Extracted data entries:
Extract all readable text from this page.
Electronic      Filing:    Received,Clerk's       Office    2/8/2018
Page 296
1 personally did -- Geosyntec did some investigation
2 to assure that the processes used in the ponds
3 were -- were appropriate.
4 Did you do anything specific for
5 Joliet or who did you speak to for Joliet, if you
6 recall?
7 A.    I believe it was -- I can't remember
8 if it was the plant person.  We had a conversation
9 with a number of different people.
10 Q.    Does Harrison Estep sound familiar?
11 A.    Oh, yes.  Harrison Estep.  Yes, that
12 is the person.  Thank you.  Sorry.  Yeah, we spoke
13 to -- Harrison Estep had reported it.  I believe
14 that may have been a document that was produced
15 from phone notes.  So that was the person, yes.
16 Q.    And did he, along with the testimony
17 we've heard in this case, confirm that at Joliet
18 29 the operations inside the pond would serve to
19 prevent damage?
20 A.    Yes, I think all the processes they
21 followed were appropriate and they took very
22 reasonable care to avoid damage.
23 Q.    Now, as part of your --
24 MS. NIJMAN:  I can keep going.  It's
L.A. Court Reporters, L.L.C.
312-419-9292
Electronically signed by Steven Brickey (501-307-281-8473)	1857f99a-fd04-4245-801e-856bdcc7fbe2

◆ WORK TO COMPLETE:
Lines in the records that hold the word "Estep" are to be counted; give only the total.

◆ EXERCISE OUTPUT:
3